# PROBLEM REQUIREMENTS
Look through the material below. Copy each line that contains the string "panel".

[Stored entries]
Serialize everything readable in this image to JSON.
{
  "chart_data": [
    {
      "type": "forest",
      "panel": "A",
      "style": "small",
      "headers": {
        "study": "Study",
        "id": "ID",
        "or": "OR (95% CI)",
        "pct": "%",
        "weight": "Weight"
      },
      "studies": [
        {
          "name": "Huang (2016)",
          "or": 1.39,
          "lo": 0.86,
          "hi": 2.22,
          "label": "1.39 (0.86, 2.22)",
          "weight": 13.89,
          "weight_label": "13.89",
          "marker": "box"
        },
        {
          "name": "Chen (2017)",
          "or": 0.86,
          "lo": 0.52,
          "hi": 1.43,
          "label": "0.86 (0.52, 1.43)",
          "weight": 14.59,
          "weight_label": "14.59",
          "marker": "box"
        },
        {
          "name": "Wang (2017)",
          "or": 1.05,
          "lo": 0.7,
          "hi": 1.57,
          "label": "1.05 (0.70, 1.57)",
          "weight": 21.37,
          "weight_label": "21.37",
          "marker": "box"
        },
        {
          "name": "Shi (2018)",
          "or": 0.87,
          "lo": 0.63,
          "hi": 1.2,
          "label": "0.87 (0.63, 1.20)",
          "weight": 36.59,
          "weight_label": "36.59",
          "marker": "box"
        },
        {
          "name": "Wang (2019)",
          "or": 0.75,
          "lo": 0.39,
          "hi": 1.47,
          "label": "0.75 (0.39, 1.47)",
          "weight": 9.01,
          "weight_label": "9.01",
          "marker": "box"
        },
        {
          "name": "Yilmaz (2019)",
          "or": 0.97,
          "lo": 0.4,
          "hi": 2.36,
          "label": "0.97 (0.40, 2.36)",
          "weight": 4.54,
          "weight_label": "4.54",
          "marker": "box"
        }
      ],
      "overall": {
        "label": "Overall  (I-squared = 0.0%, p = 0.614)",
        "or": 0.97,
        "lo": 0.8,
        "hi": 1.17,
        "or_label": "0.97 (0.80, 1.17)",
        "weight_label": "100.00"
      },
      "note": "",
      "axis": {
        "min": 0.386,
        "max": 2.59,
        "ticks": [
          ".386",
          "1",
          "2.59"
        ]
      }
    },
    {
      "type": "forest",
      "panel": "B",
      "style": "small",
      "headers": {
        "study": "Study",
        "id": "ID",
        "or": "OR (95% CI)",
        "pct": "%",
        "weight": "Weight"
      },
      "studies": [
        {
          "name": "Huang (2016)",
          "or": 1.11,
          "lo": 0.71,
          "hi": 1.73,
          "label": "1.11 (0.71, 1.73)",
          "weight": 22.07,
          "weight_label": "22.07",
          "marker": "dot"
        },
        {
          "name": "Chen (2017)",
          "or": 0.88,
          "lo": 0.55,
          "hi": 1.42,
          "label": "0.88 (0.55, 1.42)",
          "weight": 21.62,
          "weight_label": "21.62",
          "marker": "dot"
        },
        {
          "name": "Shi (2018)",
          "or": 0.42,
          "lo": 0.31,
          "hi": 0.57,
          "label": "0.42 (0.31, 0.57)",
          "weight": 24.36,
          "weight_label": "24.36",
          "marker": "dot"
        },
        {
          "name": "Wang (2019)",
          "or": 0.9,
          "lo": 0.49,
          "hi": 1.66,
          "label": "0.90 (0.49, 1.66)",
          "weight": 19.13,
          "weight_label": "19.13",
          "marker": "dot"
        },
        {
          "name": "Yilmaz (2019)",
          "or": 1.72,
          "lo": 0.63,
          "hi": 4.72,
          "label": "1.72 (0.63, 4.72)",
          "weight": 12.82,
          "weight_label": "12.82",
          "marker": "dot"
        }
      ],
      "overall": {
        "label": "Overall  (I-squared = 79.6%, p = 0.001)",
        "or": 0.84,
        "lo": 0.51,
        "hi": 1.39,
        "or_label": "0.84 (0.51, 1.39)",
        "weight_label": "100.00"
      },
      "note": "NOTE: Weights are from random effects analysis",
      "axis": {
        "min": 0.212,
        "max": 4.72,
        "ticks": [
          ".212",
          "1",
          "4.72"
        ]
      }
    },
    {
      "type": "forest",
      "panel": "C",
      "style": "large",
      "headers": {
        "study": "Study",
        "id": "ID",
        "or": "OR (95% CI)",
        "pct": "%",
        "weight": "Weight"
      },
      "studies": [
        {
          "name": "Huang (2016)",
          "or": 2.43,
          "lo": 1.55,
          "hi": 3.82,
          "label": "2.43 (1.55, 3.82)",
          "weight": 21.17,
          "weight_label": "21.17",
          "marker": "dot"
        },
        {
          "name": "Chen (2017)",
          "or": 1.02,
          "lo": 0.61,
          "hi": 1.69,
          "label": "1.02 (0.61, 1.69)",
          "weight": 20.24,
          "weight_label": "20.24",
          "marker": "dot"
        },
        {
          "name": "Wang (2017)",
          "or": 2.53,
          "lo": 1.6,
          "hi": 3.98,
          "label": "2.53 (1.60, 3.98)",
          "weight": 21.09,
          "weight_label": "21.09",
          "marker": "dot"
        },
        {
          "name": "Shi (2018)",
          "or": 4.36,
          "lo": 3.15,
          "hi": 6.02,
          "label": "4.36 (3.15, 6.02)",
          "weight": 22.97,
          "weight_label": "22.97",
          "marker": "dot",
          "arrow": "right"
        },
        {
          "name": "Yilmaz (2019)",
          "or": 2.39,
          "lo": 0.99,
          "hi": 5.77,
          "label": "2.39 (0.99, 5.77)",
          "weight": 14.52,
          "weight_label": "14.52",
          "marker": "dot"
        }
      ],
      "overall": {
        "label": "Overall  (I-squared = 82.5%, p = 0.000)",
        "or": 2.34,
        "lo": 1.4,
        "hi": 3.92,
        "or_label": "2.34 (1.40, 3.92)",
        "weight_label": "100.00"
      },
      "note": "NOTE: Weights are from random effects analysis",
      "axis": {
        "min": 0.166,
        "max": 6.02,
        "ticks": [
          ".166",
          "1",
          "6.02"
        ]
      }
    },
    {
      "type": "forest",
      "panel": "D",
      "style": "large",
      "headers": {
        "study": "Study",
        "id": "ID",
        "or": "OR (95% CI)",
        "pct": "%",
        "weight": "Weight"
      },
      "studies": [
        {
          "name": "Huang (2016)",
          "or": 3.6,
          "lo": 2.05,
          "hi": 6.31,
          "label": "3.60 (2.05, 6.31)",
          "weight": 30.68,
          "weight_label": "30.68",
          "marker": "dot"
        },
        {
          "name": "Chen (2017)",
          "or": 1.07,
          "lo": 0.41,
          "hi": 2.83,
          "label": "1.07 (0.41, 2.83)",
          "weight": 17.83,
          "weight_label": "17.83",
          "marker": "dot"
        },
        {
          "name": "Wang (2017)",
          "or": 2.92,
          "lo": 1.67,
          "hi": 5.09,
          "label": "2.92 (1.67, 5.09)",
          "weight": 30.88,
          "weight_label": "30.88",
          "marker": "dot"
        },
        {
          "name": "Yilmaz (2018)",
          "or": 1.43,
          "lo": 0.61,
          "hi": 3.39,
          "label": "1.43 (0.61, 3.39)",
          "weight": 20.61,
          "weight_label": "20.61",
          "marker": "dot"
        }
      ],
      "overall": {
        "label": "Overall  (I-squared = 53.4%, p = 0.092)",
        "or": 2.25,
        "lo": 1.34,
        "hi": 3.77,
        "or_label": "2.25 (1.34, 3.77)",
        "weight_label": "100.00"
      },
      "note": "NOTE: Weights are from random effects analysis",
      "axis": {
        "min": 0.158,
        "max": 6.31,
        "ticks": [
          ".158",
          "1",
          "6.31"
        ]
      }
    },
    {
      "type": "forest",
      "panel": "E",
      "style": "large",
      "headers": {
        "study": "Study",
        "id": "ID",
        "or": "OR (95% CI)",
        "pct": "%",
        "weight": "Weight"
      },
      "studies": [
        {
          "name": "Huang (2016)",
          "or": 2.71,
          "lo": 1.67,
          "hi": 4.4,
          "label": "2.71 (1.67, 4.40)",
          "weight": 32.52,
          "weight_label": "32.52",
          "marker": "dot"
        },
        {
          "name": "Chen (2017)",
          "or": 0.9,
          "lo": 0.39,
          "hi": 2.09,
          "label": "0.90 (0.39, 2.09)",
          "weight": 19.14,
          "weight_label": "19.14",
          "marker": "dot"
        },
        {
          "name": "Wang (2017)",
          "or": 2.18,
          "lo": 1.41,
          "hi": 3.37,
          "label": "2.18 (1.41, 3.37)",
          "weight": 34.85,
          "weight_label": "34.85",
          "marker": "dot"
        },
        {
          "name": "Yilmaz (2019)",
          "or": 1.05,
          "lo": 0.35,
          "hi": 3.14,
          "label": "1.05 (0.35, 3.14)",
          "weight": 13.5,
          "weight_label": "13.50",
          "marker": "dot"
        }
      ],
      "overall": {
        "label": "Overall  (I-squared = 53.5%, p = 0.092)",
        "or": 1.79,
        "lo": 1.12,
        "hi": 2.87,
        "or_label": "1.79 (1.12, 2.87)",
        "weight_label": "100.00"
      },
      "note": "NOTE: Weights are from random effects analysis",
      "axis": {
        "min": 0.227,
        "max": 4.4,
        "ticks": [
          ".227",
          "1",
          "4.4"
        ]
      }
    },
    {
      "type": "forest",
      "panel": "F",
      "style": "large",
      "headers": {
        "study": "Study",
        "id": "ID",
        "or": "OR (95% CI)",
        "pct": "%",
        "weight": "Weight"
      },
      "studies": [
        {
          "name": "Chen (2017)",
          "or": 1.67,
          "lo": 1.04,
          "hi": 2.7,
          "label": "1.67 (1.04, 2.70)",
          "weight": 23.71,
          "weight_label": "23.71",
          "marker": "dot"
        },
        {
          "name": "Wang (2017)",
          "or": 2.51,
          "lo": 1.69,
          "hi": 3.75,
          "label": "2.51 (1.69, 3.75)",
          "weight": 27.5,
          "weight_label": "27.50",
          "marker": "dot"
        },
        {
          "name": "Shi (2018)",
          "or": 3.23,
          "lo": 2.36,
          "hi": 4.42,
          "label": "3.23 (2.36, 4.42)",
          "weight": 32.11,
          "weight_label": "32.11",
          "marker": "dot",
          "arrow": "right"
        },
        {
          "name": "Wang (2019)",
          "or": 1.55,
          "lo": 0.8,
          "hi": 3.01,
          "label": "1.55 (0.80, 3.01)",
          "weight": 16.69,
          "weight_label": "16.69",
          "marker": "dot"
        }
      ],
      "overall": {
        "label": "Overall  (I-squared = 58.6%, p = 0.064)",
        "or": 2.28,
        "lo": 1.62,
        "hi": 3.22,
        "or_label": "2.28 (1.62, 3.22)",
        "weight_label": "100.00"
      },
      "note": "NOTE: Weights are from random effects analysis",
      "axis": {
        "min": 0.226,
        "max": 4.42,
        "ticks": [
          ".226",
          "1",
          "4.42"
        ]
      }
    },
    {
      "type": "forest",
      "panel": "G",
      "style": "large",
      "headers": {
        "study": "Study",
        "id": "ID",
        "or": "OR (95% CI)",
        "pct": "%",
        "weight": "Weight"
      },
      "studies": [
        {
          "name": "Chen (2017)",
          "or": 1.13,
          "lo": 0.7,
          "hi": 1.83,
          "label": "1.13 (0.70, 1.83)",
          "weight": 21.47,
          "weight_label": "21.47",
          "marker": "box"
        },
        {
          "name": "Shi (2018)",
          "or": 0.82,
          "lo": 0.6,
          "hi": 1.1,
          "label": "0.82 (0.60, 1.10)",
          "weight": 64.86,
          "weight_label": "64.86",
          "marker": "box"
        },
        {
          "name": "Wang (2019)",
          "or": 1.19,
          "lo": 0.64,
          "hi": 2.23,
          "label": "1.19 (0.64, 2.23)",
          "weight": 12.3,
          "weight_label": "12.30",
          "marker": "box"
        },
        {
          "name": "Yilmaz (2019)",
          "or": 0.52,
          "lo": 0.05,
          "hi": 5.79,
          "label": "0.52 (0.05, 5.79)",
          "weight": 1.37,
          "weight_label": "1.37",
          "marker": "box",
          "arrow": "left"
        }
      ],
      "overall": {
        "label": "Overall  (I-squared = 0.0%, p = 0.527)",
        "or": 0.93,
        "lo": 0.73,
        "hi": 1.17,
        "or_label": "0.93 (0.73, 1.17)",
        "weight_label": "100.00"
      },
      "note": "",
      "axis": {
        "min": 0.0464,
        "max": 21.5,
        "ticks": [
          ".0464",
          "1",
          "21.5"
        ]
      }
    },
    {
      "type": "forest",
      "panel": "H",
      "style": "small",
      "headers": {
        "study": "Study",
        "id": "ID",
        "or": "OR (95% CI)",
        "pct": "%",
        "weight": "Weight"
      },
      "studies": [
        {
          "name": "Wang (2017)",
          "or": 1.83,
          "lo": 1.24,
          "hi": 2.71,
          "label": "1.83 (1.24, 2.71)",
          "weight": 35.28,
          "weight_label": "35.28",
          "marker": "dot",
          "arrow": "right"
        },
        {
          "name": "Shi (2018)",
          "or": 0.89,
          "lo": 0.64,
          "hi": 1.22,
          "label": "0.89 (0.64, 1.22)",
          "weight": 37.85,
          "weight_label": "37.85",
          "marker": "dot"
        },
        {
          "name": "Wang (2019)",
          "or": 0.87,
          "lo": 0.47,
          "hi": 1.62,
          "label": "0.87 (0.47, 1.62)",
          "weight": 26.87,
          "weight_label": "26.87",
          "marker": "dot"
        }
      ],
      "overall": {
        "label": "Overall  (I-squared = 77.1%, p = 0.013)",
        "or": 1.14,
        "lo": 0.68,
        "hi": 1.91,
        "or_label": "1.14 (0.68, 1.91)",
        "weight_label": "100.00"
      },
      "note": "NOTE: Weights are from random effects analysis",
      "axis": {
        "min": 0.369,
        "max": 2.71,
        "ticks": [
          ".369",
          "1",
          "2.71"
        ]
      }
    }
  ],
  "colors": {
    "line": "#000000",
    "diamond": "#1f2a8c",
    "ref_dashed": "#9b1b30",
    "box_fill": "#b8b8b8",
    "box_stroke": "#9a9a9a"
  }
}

# OUTPUT OF THE EXERCISE
      "panel": "A",
      "panel": "B",
      "panel": "C",
      "panel": "D",
      "panel": "E",
      "panel": "F",
      "panel": "G",
      "panel": "H",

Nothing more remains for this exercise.